▶ **What the exercise asks**
Every entry below should be transcribed exactly; pictures stay out of the copy.

○ ○ ○ ○

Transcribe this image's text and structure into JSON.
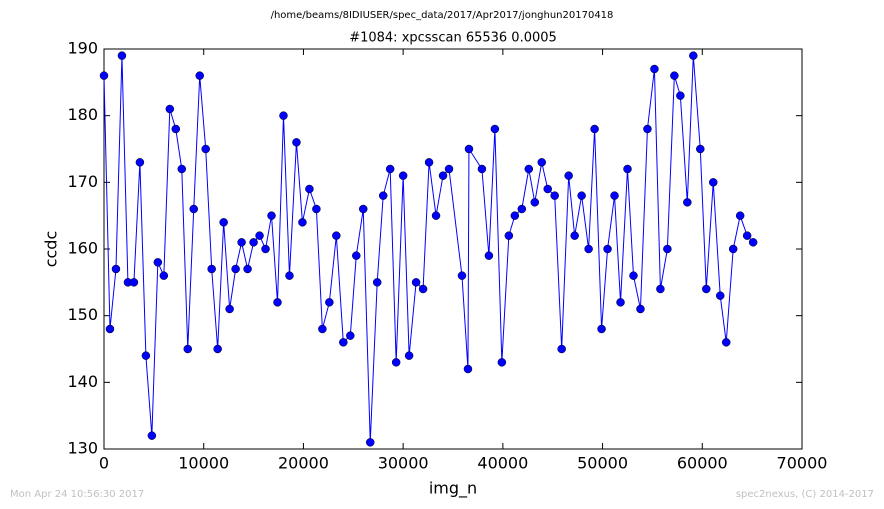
{
  "header": "/home/beams/8IDIUSER/spec_data/2017/Apr2017/jonghun20170418",
  "footer_left": "Mon Apr 24 10:56:30 2017",
  "footer_right": "spec2nexus, (C) 2014-2017",
  "chart_data": {
    "type": "line",
    "title": "#1084: xpcsscan 65536 0.0005",
    "x_label": "img_n",
    "y_label": "ccdc",
    "xlim": [
      0,
      70000
    ],
    "xticks": [
      0,
      10000,
      20000,
      30000,
      40000,
      50000,
      60000,
      70000
    ],
    "ylim": [
      130,
      190
    ],
    "yticks": [
      130,
      140,
      150,
      160,
      170,
      180,
      190
    ],
    "grid": false,
    "series": [
      {
        "name": "ccdc",
        "color": "#0000ff",
        "x": [
          0,
          600,
          1200,
          1800,
          2400,
          3000,
          3600,
          4200,
          4800,
          5400,
          6000,
          6600,
          7200,
          7800,
          8400,
          9000,
          9600,
          10200,
          10800,
          11400,
          12000,
          12600,
          13200,
          13800,
          14400,
          15000,
          15600,
          16200,
          16800,
          17400,
          18000,
          18600,
          19300,
          19900,
          20600,
          21300,
          21900,
          22600,
          23300,
          24000,
          24700,
          25300,
          26000,
          26700,
          27400,
          28000,
          28700,
          29300,
          30000,
          30600,
          31300,
          32000,
          32600,
          33300,
          34000,
          34600,
          35900,
          36500,
          36600,
          37900,
          38600,
          39200,
          39900,
          40600,
          41200,
          41900,
          42600,
          43200,
          43900,
          44500,
          45200,
          45900,
          46600,
          47200,
          47900,
          48600,
          49200,
          49900,
          50500,
          51200,
          51800,
          52500,
          53100,
          53800,
          54500,
          55200,
          55800,
          56500,
          57200,
          57800,
          58500,
          59100,
          59800,
          60400,
          61100,
          61800,
          62400,
          63100,
          63800,
          64500,
          65100
        ],
        "values": [
          186,
          148,
          157,
          189,
          155,
          155,
          173,
          144,
          132,
          158,
          156,
          181,
          178,
          172,
          145,
          166,
          186,
          175,
          157,
          145,
          164,
          151,
          157,
          161,
          157,
          161,
          162,
          160,
          165,
          152,
          180,
          156,
          176,
          164,
          169,
          166,
          148,
          152,
          162,
          146,
          147,
          159,
          166,
          131,
          155,
          168,
          172,
          143,
          171,
          144,
          155,
          154,
          173,
          165,
          171,
          172,
          156,
          142,
          175,
          172,
          159,
          178,
          143,
          162,
          165,
          166,
          172,
          167,
          173,
          169,
          168,
          145,
          171,
          162,
          168,
          160,
          178,
          148,
          160,
          168,
          152,
          172,
          156,
          151,
          178,
          187,
          154,
          160,
          186,
          183,
          167,
          189,
          175,
          154,
          170,
          153,
          146,
          160,
          165,
          162,
          161
        ]
      }
    ]
  }
}
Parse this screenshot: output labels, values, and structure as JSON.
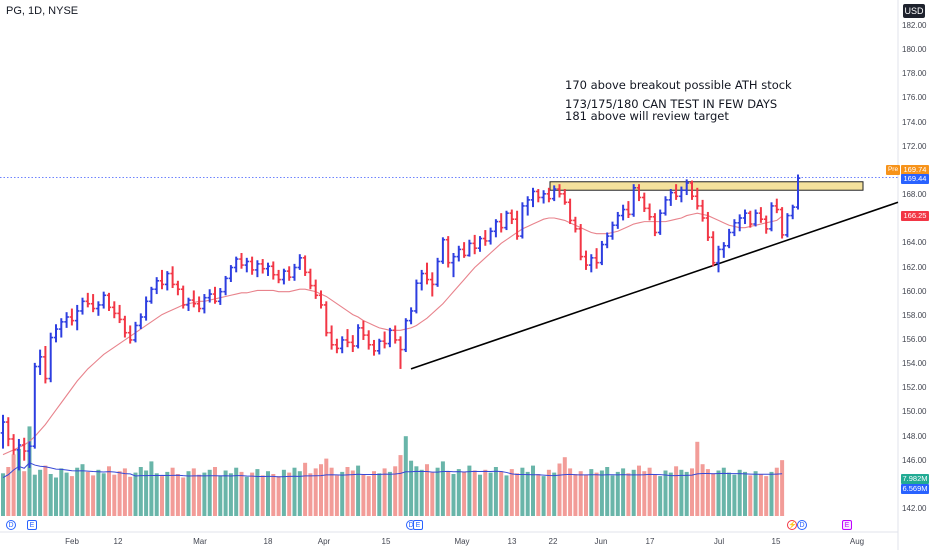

○ ○ ○ ○

▶ **Answer to the problem**
Transcribe this image's text and structure into JSON.
{
  "header": "/home/beams/8IDIUSER/spec_data/2017/Apr2017/jonghun20170418",
  "footer_left": "Mon Apr 24 10:56:30 2017",
  "footer_right": "spec2nexus, (C) 2014-2017",
  "chart_data": {
    "type": "line",
    "title": "#1084: xpcsscan 65536 0.0005",
    "x_label": "img_n",
    "y_label": "ccdc",
    "xlim": [
      0,
      70000
    ],
    "xticks": [
      0,
      10000,
      20000,
      30000,
      40000,
      50000,
      60000,
      70000
    ],
    "ylim": [
      130,
      190
    ],
    "yticks": [
      130,
      140,
      150,
      160,
      170,
      180,
      190
    ],
    "grid": false,
    "series": [
      {
        "name": "ccdc",
        "color": "#0000ff",
        "x": [
          0,
          600,
          1200,
          1800,
          2400,
          3000,
          3600,
          4200,
          4800,
          5400,
          6000,
          6600,
          7200,
          7800,
          8400,
          9000,
          9600,
          10200,
          10800,
          11400,
          12000,
          12600,
          13200,
          13800,
          14400,
          15000,
          15600,
          16200,
          16800,
          17400,
          18000,
          18600,
          19300,
          19900,
          20600,
          21300,
          21900,
          22600,
          23300,
          24000,
          24700,
          25300,
          26000,
          26700,
          27400,
          28000,
          28700,
          29300,
          30000,
          30600,
          31300,
          32000,
          32600,
          33300,
          34000,
          34600,
          35900,
          36500,
          36600,
          37900,
          38600,
          39200,
          39900,
          40600,
          41200,
          41900,
          42600,
          43200,
          43900,
          44500,
          45200,
          45900,
          46600,
          47200,
          47900,
          48600,
          49200,
          49900,
          50500,
          51200,
          51800,
          52500,
          53100,
          53800,
          54500,
          55200,
          55800,
          56500,
          57200,
          57800,
          58500,
          59100,
          59800,
          60400,
          61100,
          61800,
          62400,
          63100,
          63800,
          64500,
          65100
        ],
        "values": [
          186,
          148,
          157,
          189,
          155,
          155,
          173,
          144,
          132,
          158,
          156,
          181,
          178,
          172,
          145,
          166,
          186,
          175,
          157,
          145,
          164,
          151,
          157,
          161,
          157,
          161,
          162,
          160,
          165,
          152,
          180,
          156,
          176,
          164,
          169,
          166,
          148,
          152,
          162,
          146,
          147,
          159,
          166,
          131,
          155,
          168,
          172,
          143,
          171,
          144,
          155,
          154,
          173,
          165,
          171,
          172,
          156,
          142,
          175,
          172,
          159,
          178,
          143,
          162,
          165,
          166,
          172,
          167,
          173,
          169,
          168,
          145,
          171,
          162,
          168,
          160,
          178,
          148,
          160,
          168,
          152,
          172,
          156,
          151,
          178,
          187,
          154,
          160,
          186,
          183,
          167,
          189,
          175,
          154,
          170,
          153,
          146,
          160,
          165,
          162,
          161
        ]
      }
    ]
  }
}
Parse this screenshot: output labels, values, and structure as JSON.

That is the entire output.